## Set task:
Transcribe the lines below verbatim, skipping the images.

Rows from a dataset
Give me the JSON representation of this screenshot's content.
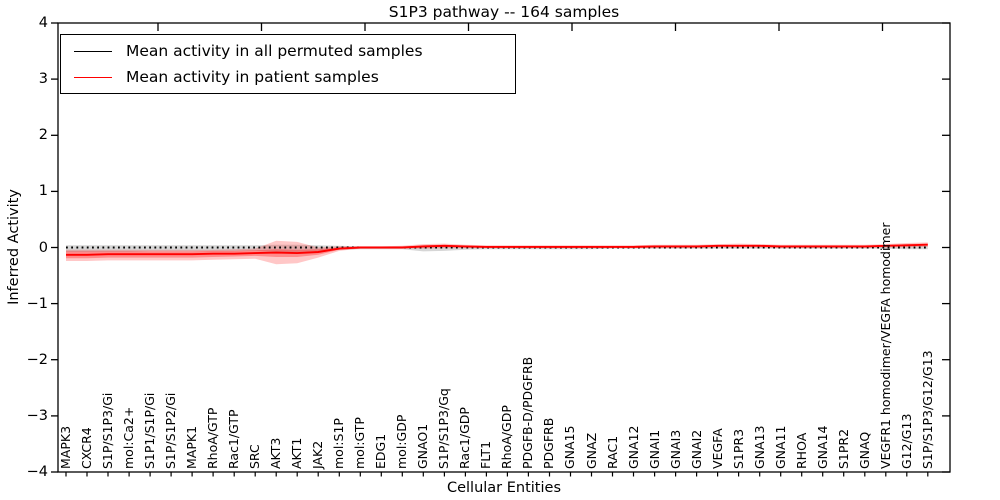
{
  "title": "S1P3 pathway -- 164 samples",
  "legend": {
    "items": [
      {
        "key": "permuted",
        "label": "Mean activity in all permuted samples",
        "color": "#000000"
      },
      {
        "key": "patient",
        "label": "Mean activity in patient samples",
        "color": "#ff0000"
      }
    ]
  },
  "axes": {
    "ylabel": "Inferred Activity",
    "xlabel": "Cellular Entities",
    "ytick_labels": [
      "4",
      "3",
      "2",
      "1",
      "0",
      "−1",
      "−2",
      "−3",
      "−4"
    ],
    "ytick_values": [
      4,
      3,
      2,
      1,
      0,
      -1,
      -2,
      -3,
      -4
    ]
  },
  "chart_data": {
    "type": "line",
    "title": "S1P3 pathway -- 164 samples",
    "xlabel": "Cellular Entities",
    "ylabel": "Inferred Activity",
    "ylim": [
      -4,
      4
    ],
    "grid": false,
    "legend_position": "upper left",
    "categories": [
      "MAPK3",
      "CXCR4",
      "S1P/S1P3/Gi",
      "mol:Ca2+",
      "S1P1/S1P/Gi",
      "S1P/S1P2/Gi",
      "MAPK1",
      "RhoA/GTP",
      "Rac1/GTP",
      "SRC",
      "AKT3",
      "AKT1",
      "JAK2",
      "mol:S1P",
      "mol:GTP",
      "EDG1",
      "mol:GDP",
      "GNAO1",
      "S1P/S1P3/Gq",
      "Rac1/GDP",
      "FLT1",
      "RhoA/GDP",
      "PDGFB-D/PDGFRB",
      "PDGFRB",
      "GNA15",
      "GNAZ",
      "RAC1",
      "GNA12",
      "GNAI1",
      "GNAI3",
      "GNAI2",
      "VEGFA",
      "S1PR3",
      "GNA13",
      "GNA11",
      "RHOA",
      "GNA14",
      "S1PR2",
      "GNAQ",
      "VEGFR1 homodimer/VEGFA homodimer",
      "G12/G13",
      "S1P/S1P3/G12/G13"
    ],
    "series": [
      {
        "name": "Mean activity in all permuted samples",
        "color": "#000000",
        "style": "dotted",
        "band_color": "rgba(0,0,0,0.16)",
        "values": [
          0,
          0,
          0,
          0,
          0,
          0,
          0,
          0,
          0,
          0,
          0,
          0,
          0,
          0,
          0,
          0,
          0,
          0,
          0,
          0,
          0,
          0,
          0,
          0,
          0,
          0,
          0,
          0,
          0,
          0,
          0,
          0,
          0,
          0,
          0,
          0,
          0,
          0,
          0,
          0,
          0,
          0
        ],
        "band_upper": [
          0.04,
          0.04,
          0.04,
          0.04,
          0.04,
          0.04,
          0.04,
          0.04,
          0.04,
          0.04,
          0.05,
          0.05,
          0.04,
          0.03,
          0.02,
          0.02,
          0.02,
          0.03,
          0.03,
          0.02,
          0.02,
          0.02,
          0.02,
          0.02,
          0.02,
          0.02,
          0.02,
          0.02,
          0.02,
          0.02,
          0.02,
          0.02,
          0.02,
          0.02,
          0.02,
          0.02,
          0.02,
          0.02,
          0.02,
          0.02,
          0.03,
          0.03
        ],
        "band_lower": [
          -0.08,
          -0.08,
          -0.08,
          -0.08,
          -0.07,
          -0.07,
          -0.07,
          -0.07,
          -0.07,
          -0.06,
          -0.08,
          -0.08,
          -0.06,
          -0.04,
          -0.03,
          -0.03,
          -0.03,
          -0.07,
          -0.06,
          -0.04,
          -0.03,
          -0.03,
          -0.03,
          -0.03,
          -0.03,
          -0.03,
          -0.02,
          -0.02,
          -0.02,
          -0.02,
          -0.02,
          -0.02,
          -0.02,
          -0.02,
          -0.02,
          -0.02,
          -0.02,
          -0.02,
          -0.02,
          -0.02,
          -0.03,
          -0.03
        ]
      },
      {
        "name": "Mean activity in patient samples",
        "color": "#ff0000",
        "style": "solid",
        "band_color": "rgba(255,0,0,0.22)",
        "band_inner_color": "rgba(255,0,0,0.30)",
        "values": [
          -0.13,
          -0.13,
          -0.12,
          -0.12,
          -0.12,
          -0.12,
          -0.12,
          -0.11,
          -0.11,
          -0.1,
          -0.09,
          -0.1,
          -0.08,
          -0.02,
          0.0,
          0.0,
          0.0,
          0.02,
          0.03,
          0.02,
          0.01,
          0.01,
          0.01,
          0.01,
          0.01,
          0.01,
          0.01,
          0.01,
          0.02,
          0.02,
          0.02,
          0.03,
          0.03,
          0.03,
          0.02,
          0.02,
          0.02,
          0.02,
          0.02,
          0.03,
          0.04,
          0.05
        ],
        "band_upper": [
          -0.04,
          -0.04,
          -0.04,
          -0.04,
          -0.04,
          -0.04,
          -0.04,
          -0.04,
          -0.03,
          -0.02,
          0.12,
          0.1,
          0.0,
          0.02,
          0.02,
          0.02,
          0.03,
          0.06,
          0.07,
          0.05,
          0.04,
          0.04,
          0.04,
          0.04,
          0.04,
          0.04,
          0.04,
          0.04,
          0.05,
          0.05,
          0.05,
          0.06,
          0.07,
          0.06,
          0.05,
          0.05,
          0.05,
          0.05,
          0.05,
          0.06,
          0.08,
          0.09
        ],
        "band_lower": [
          -0.24,
          -0.24,
          -0.23,
          -0.23,
          -0.23,
          -0.23,
          -0.23,
          -0.22,
          -0.21,
          -0.2,
          -0.3,
          -0.28,
          -0.18,
          -0.06,
          -0.02,
          -0.02,
          -0.02,
          -0.02,
          -0.01,
          -0.01,
          -0.01,
          -0.01,
          -0.01,
          -0.01,
          -0.01,
          -0.01,
          -0.01,
          -0.01,
          -0.01,
          -0.01,
          -0.01,
          0.0,
          0.0,
          0.0,
          -0.01,
          -0.01,
          -0.01,
          -0.01,
          -0.01,
          0.0,
          0.0,
          0.01
        ],
        "band_inner_upper": [
          -0.07,
          -0.07,
          -0.07,
          -0.07,
          -0.07,
          -0.07,
          -0.07,
          -0.06,
          -0.06,
          -0.05,
          -0.03,
          -0.04,
          -0.03,
          0.0,
          0.01,
          0.01,
          0.01,
          0.04,
          0.05,
          0.03,
          0.02,
          0.02,
          0.02,
          0.02,
          0.02,
          0.02,
          0.02,
          0.02,
          0.03,
          0.03,
          0.03,
          0.04,
          0.04,
          0.04,
          0.03,
          0.03,
          0.03,
          0.03,
          0.03,
          0.04,
          0.06,
          0.07
        ],
        "band_inner_lower": [
          -0.19,
          -0.19,
          -0.18,
          -0.18,
          -0.18,
          -0.18,
          -0.18,
          -0.17,
          -0.16,
          -0.15,
          -0.17,
          -0.17,
          -0.13,
          -0.04,
          -0.01,
          -0.01,
          -0.01,
          0.0,
          0.01,
          0.0,
          0.0,
          0.0,
          0.0,
          0.0,
          0.0,
          0.0,
          0.0,
          0.0,
          0.01,
          0.01,
          0.01,
          0.02,
          0.02,
          0.02,
          0.01,
          0.01,
          0.01,
          0.01,
          0.01,
          0.02,
          0.03,
          0.04
        ]
      }
    ]
  }
}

## Written response:
Give me the JSON representation of this screenshot's content.
{
  "title": "S1P3 pathway -- 164 samples",
  "legend": {
    "items": [
      {
        "key": "permuted",
        "label": "Mean activity in all permuted samples",
        "color": "#000000"
      },
      {
        "key": "patient",
        "label": "Mean activity in patient samples",
        "color": "#ff0000"
      }
    ]
  },
  "axes": {
    "ylabel": "Inferred Activity",
    "xlabel": "Cellular Entities",
    "ytick_labels": [
      "4",
      "3",
      "2",
      "1",
      "0",
      "−1",
      "−2",
      "−3",
      "−4"
    ],
    "ytick_values": [
      4,
      3,
      2,
      1,
      0,
      -1,
      -2,
      -3,
      -4
    ]
  },
  "chart_data": {
    "type": "line",
    "title": "S1P3 pathway -- 164 samples",
    "xlabel": "Cellular Entities",
    "ylabel": "Inferred Activity",
    "ylim": [
      -4,
      4
    ],
    "grid": false,
    "legend_position": "upper left",
    "categories": [
      "MAPK3",
      "CXCR4",
      "S1P/S1P3/Gi",
      "mol:Ca2+",
      "S1P1/S1P/Gi",
      "S1P/S1P2/Gi",
      "MAPK1",
      "RhoA/GTP",
      "Rac1/GTP",
      "SRC",
      "AKT3",
      "AKT1",
      "JAK2",
      "mol:S1P",
      "mol:GTP",
      "EDG1",
      "mol:GDP",
      "GNAO1",
      "S1P/S1P3/Gq",
      "Rac1/GDP",
      "FLT1",
      "RhoA/GDP",
      "PDGFB-D/PDGFRB",
      "PDGFRB",
      "GNA15",
      "GNAZ",
      "RAC1",
      "GNA12",
      "GNAI1",
      "GNAI3",
      "GNAI2",
      "VEGFA",
      "S1PR3",
      "GNA13",
      "GNA11",
      "RHOA",
      "GNA14",
      "S1PR2",
      "GNAQ",
      "VEGFR1 homodimer/VEGFA homodimer",
      "G12/G13",
      "S1P/S1P3/G12/G13"
    ],
    "series": [
      {
        "name": "Mean activity in all permuted samples",
        "color": "#000000",
        "style": "dotted",
        "band_color": "rgba(0,0,0,0.16)",
        "values": [
          0,
          0,
          0,
          0,
          0,
          0,
          0,
          0,
          0,
          0,
          0,
          0,
          0,
          0,
          0,
          0,
          0,
          0,
          0,
          0,
          0,
          0,
          0,
          0,
          0,
          0,
          0,
          0,
          0,
          0,
          0,
          0,
          0,
          0,
          0,
          0,
          0,
          0,
          0,
          0,
          0,
          0
        ],
        "band_upper": [
          0.04,
          0.04,
          0.04,
          0.04,
          0.04,
          0.04,
          0.04,
          0.04,
          0.04,
          0.04,
          0.05,
          0.05,
          0.04,
          0.03,
          0.02,
          0.02,
          0.02,
          0.03,
          0.03,
          0.02,
          0.02,
          0.02,
          0.02,
          0.02,
          0.02,
          0.02,
          0.02,
          0.02,
          0.02,
          0.02,
          0.02,
          0.02,
          0.02,
          0.02,
          0.02,
          0.02,
          0.02,
          0.02,
          0.02,
          0.02,
          0.03,
          0.03
        ],
        "band_lower": [
          -0.08,
          -0.08,
          -0.08,
          -0.08,
          -0.07,
          -0.07,
          -0.07,
          -0.07,
          -0.07,
          -0.06,
          -0.08,
          -0.08,
          -0.06,
          -0.04,
          -0.03,
          -0.03,
          -0.03,
          -0.07,
          -0.06,
          -0.04,
          -0.03,
          -0.03,
          -0.03,
          -0.03,
          -0.03,
          -0.03,
          -0.02,
          -0.02,
          -0.02,
          -0.02,
          -0.02,
          -0.02,
          -0.02,
          -0.02,
          -0.02,
          -0.02,
          -0.02,
          -0.02,
          -0.02,
          -0.02,
          -0.03,
          -0.03
        ]
      },
      {
        "name": "Mean activity in patient samples",
        "color": "#ff0000",
        "style": "solid",
        "band_color": "rgba(255,0,0,0.22)",
        "band_inner_color": "rgba(255,0,0,0.30)",
        "values": [
          -0.13,
          -0.13,
          -0.12,
          -0.12,
          -0.12,
          -0.12,
          -0.12,
          -0.11,
          -0.11,
          -0.1,
          -0.09,
          -0.1,
          -0.08,
          -0.02,
          0.0,
          0.0,
          0.0,
          0.02,
          0.03,
          0.02,
          0.01,
          0.01,
          0.01,
          0.01,
          0.01,
          0.01,
          0.01,
          0.01,
          0.02,
          0.02,
          0.02,
          0.03,
          0.03,
          0.03,
          0.02,
          0.02,
          0.02,
          0.02,
          0.02,
          0.03,
          0.04,
          0.05
        ],
        "band_upper": [
          -0.04,
          -0.04,
          -0.04,
          -0.04,
          -0.04,
          -0.04,
          -0.04,
          -0.04,
          -0.03,
          -0.02,
          0.12,
          0.1,
          0.0,
          0.02,
          0.02,
          0.02,
          0.03,
          0.06,
          0.07,
          0.05,
          0.04,
          0.04,
          0.04,
          0.04,
          0.04,
          0.04,
          0.04,
          0.04,
          0.05,
          0.05,
          0.05,
          0.06,
          0.07,
          0.06,
          0.05,
          0.05,
          0.05,
          0.05,
          0.05,
          0.06,
          0.08,
          0.09
        ],
        "band_lower": [
          -0.24,
          -0.24,
          -0.23,
          -0.23,
          -0.23,
          -0.23,
          -0.23,
          -0.22,
          -0.21,
          -0.2,
          -0.3,
          -0.28,
          -0.18,
          -0.06,
          -0.02,
          -0.02,
          -0.02,
          -0.02,
          -0.01,
          -0.01,
          -0.01,
          -0.01,
          -0.01,
          -0.01,
          -0.01,
          -0.01,
          -0.01,
          -0.01,
          -0.01,
          -0.01,
          -0.01,
          0.0,
          0.0,
          0.0,
          -0.01,
          -0.01,
          -0.01,
          -0.01,
          -0.01,
          0.0,
          0.0,
          0.01
        ],
        "band_inner_upper": [
          -0.07,
          -0.07,
          -0.07,
          -0.07,
          -0.07,
          -0.07,
          -0.07,
          -0.06,
          -0.06,
          -0.05,
          -0.03,
          -0.04,
          -0.03,
          0.0,
          0.01,
          0.01,
          0.01,
          0.04,
          0.05,
          0.03,
          0.02,
          0.02,
          0.02,
          0.02,
          0.02,
          0.02,
          0.02,
          0.02,
          0.03,
          0.03,
          0.03,
          0.04,
          0.04,
          0.04,
          0.03,
          0.03,
          0.03,
          0.03,
          0.03,
          0.04,
          0.06,
          0.07
        ],
        "band_inner_lower": [
          -0.19,
          -0.19,
          -0.18,
          -0.18,
          -0.18,
          -0.18,
          -0.18,
          -0.17,
          -0.16,
          -0.15,
          -0.17,
          -0.17,
          -0.13,
          -0.04,
          -0.01,
          -0.01,
          -0.01,
          0.0,
          0.01,
          0.0,
          0.0,
          0.0,
          0.0,
          0.0,
          0.0,
          0.0,
          0.0,
          0.0,
          0.01,
          0.01,
          0.01,
          0.02,
          0.02,
          0.02,
          0.01,
          0.01,
          0.01,
          0.01,
          0.01,
          0.02,
          0.03,
          0.04
        ]
      }
    ]
  }
}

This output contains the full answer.